-------- Supplied material --------
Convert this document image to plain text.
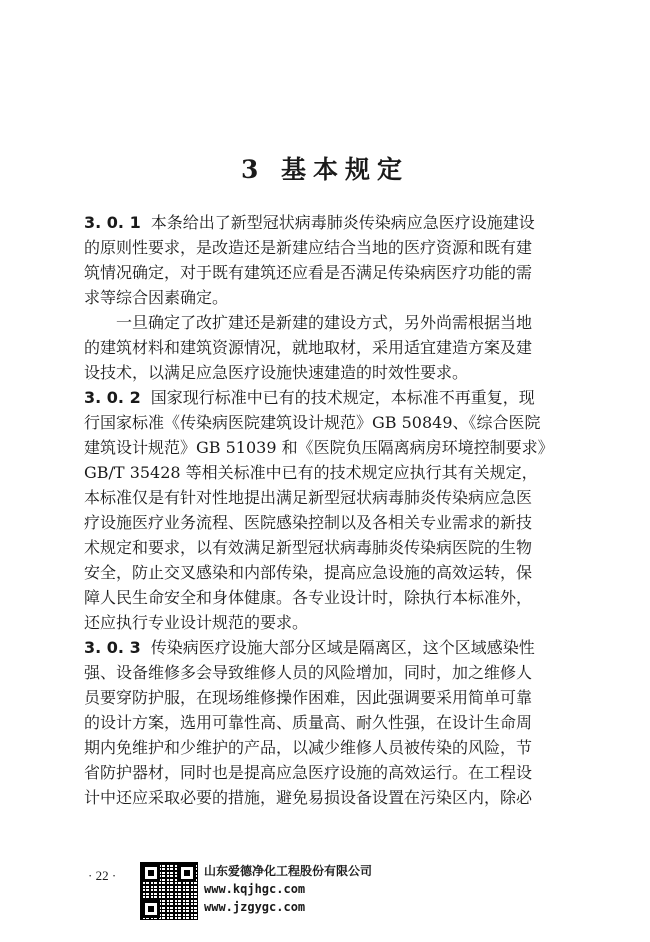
3 基本规定
3. 0. 1 本条给出了新型冠状病毒肺炎传染病应急医疗设施建设
的原则性要求，是改造还是新建应结合当地的医疗资源和既有建
筑情况确定，对于既有建筑还应看是否满足传染病医疗功能的需
求等综合因素确定。
一旦确定了改扩建还是新建的建设方式，另外尚需根据当地
的建筑材料和建筑资源情况，就地取材，采用适宜建造方案及建
设技术，以满足应急医疗设施快速建造的时效性要求。
3. 0. 2 国家现行标准中已有的技术规定，本标准不再重复，现
行国家标准《传染病医院建筑设计规范》GB 50849、《综合医院
建筑设计规范》GB 51039 和《医院负压隔离病房环境控制要求》
GB/T 35428 等相关标准中已有的技术规定应执行其有关规定，
本标准仅是有针对性地提出满足新型冠状病毒肺炎传染病应急医
疗设施医疗业务流程、医院感染控制以及各相关专业需求的新技
术规定和要求，以有效满足新型冠状病毒肺炎传染病医院的生物
安全，防止交叉感染和内部传染，提高应急设施的高效运转，保
障人民生命安全和身体健康。各专业设计时，除执行本标准外，
还应执行专业设计规范的要求。
3. 0. 3 传染病医疗设施大部分区域是隔离区，这个区域感染性
强、设备维修多会导致维修人员的风险增加，同时，加之维修人
员要穿防护服，在现场维修操作困难，因此强调要采用简单可靠
的设计方案，选用可靠性高、质量高、耐久性强，在设计生命周
期内免维护和少维护的产品，以减少维修人员被传染的风险，节
省防护器材，同时也是提高应急医疗设施的高效运行。在工程设
计中还应采取必要的措施，避免易损设备设置在污染区内，除必
· 22 ·	山东爱德净化工程股份有限公司
www.kqjhgc.com
www.jzgygc.com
--------
**Description of the task:**
Print out every entry above without changing a word, and leave out the pictures.

**Worked answer:**
Convert this document image to plain text.
3 基本规定
3. 0. 1 本条给出了新型冠状病毒肺炎传染病应急医疗设施建设
的原则性要求，是改造还是新建应结合当地的医疗资源和既有建
筑情况确定，对于既有建筑还应看是否满足传染病医疗功能的需
求等综合因素确定。
一旦确定了改扩建还是新建的建设方式，另外尚需根据当地
的建筑材料和建筑资源情况，就地取材，采用适宜建造方案及建
设技术，以满足应急医疗设施快速建造的时效性要求。
3. 0. 2 国家现行标准中已有的技术规定，本标准不再重复，现
行国家标准《传染病医院建筑设计规范》GB 50849、《综合医院
建筑设计规范》GB 51039 和《医院负压隔离病房环境控制要求》
GB/T 35428 等相关标准中已有的技术规定应执行其有关规定，
本标准仅是有针对性地提出满足新型冠状病毒肺炎传染病应急医
疗设施医疗业务流程、医院感染控制以及各相关专业需求的新技
术规定和要求，以有效满足新型冠状病毒肺炎传染病医院的生物
安全，防止交叉感染和内部传染，提高应急设施的高效运转，保
障人民生命安全和身体健康。各专业设计时，除执行本标准外，
还应执行专业设计规范的要求。
3. 0. 3 传染病医疗设施大部分区域是隔离区，这个区域感染性
强、设备维修多会导致维修人员的风险增加，同时，加之维修人
员要穿防护服，在现场维修操作困难，因此强调要采用简单可靠
的设计方案，选用可靠性高、质量高、耐久性强，在设计生命周
期内免维护和少维护的产品，以减少维修人员被传染的风险，节
省防护器材，同时也是提高应急医疗设施的高效运行。在工程设
计中还应采取必要的措施，避免易损设备设置在污染区内，除必
· 22 ·	山东爱德净化工程股份有限公司
www.kqjhgc.com
www.jzgygc.com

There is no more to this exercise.